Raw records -
○ ○ ○

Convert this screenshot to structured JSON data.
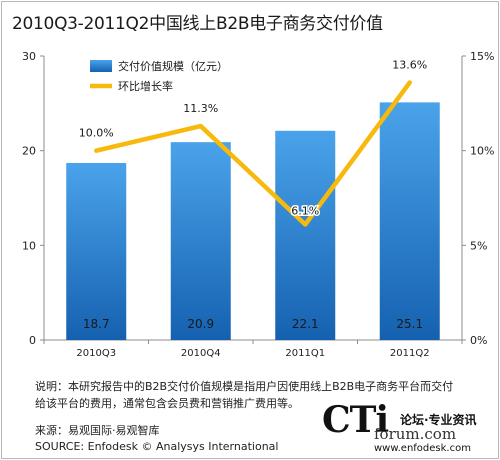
{
  "title": "2010Q3-2011Q2中国线上B2B电子商务交付价值",
  "colors": {
    "bar_top": "#4aa3ea",
    "bar_bottom": "#1561b0",
    "line": "#f7b90c",
    "axis": "#8c8c8c"
  },
  "chart_data": {
    "type": "bar",
    "categories": [
      "2010Q3",
      "2010Q4",
      "2011Q1",
      "2011Q2"
    ],
    "series": [
      {
        "name": "交付价值规模（亿元）",
        "type": "bar",
        "axis": "left",
        "values": [
          18.7,
          20.9,
          22.1,
          25.1
        ]
      },
      {
        "name": "环比增长率",
        "type": "line",
        "axis": "right",
        "values": [
          10.0,
          11.3,
          6.1,
          13.6
        ]
      }
    ],
    "bar_labels": [
      "18.7",
      "20.9",
      "22.1",
      "25.1"
    ],
    "line_labels": [
      "10.0%",
      "11.3%",
      "6.1%",
      "13.6%"
    ],
    "y_left": {
      "ticks": [
        "0",
        "10",
        "20",
        "30"
      ],
      "range": [
        0,
        30
      ]
    },
    "y_right": {
      "ticks": [
        "0%",
        "5%",
        "10%",
        "15%"
      ],
      "range": [
        0,
        15
      ]
    },
    "legend_position": "top-left",
    "grid": false
  },
  "note": "说明：本研究报告中的B2B交付价值规模是指用户因使用线上B2B电子商务平台而交付给该平台的费用，通常包含会员费和营销推广费用等。",
  "source_cn": "来源：易观国际·易观智库",
  "source_en": "SOURCE: Enfodesk © Analysys International",
  "watermark": {
    "logo": "CTi",
    "slogan": "论坛·专业资讯",
    "domain": "forum.com",
    "url": "www.enfodesk.com"
  }
}
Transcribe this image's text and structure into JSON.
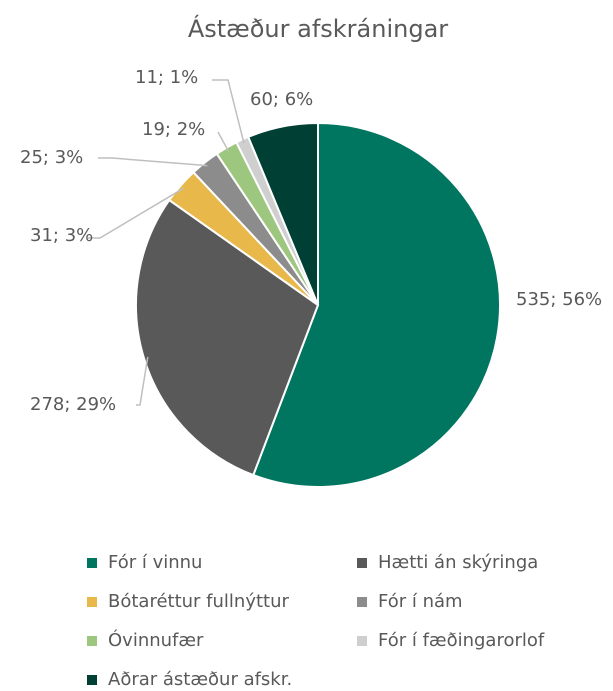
{
  "chart_data": {
    "type": "pie",
    "title": "Ástæður afskráningar",
    "categories": [
      "Fór í vinnu",
      "Hætti án skýringa",
      "Bótaréttur fullnýttur",
      "Fór í nám",
      "Óvinnufær",
      "Fór í fæðingarorlof",
      "Aðrar ástæður afskr."
    ],
    "values": [
      535,
      278,
      31,
      25,
      19,
      11,
      60
    ],
    "value_labels": [
      "535; 56%",
      "278; 29%",
      "31; 3%",
      "25; 3%",
      "19; 2%",
      "11; 1%",
      "60; 6%"
    ],
    "colors": [
      "#007560",
      "#595959",
      "#e8b84b",
      "#8c8c8c",
      "#9dc67e",
      "#cfcfcf",
      "#003f33"
    ],
    "legend": "bottom"
  }
}
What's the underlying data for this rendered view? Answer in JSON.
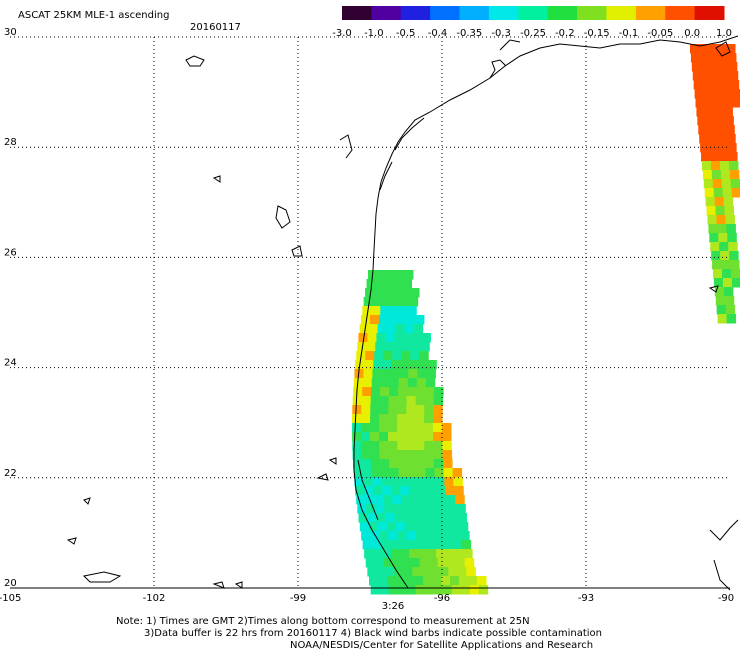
{
  "header": {
    "title": "ASCAT 25KM MLE-1 ascending",
    "date": "20160117"
  },
  "colorbar": {
    "tick_labels": [
      "-3.0",
      "-1.0",
      "-0.5",
      "-0.4",
      "-0.35",
      "-0.3",
      "-0.25",
      "-0.2",
      "-0.15",
      "-0.1",
      "-0.05",
      "0.0",
      "1.0"
    ],
    "colors": [
      "#300030",
      "#5000a0",
      "#2020e0",
      "#0070ff",
      "#00b0ff",
      "#00e8e8",
      "#00f0a0",
      "#20e040",
      "#80e020",
      "#e0f000",
      "#ffa000",
      "#ff5000",
      "#e01000"
    ]
  },
  "axes": {
    "lon_range": [
      -105,
      -90
    ],
    "lat_range": [
      20,
      30
    ],
    "x_tick_labels": [
      "-105",
      "-102",
      "-99",
      "-96",
      "-93",
      "-90"
    ],
    "y_tick_labels": [
      "30",
      "28",
      "26",
      "24",
      "22",
      "20"
    ],
    "grid": "dotted"
  },
  "time_label": "3:26",
  "time_label_color": "#cc2200",
  "notes": [
    "Note: 1) Times are GMT 2)Times along bottom correspond to measurement at 25N",
    "3)Data buffer is 22 hrs from 20160117 4) Black wind barbs indicate possible contamination",
    "NOAA/NESDIS/Center for Satellite Applications and Research"
  ]
}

○ ○ ○

Short exercise -
Copy out all lines where the word "JSON" appears.

Problem solution -
Convert this screenshot to structured JSON data.
Transcribe this image's text and structure into JSON.
What's the underlying data for this rendered view? Answer in JSON.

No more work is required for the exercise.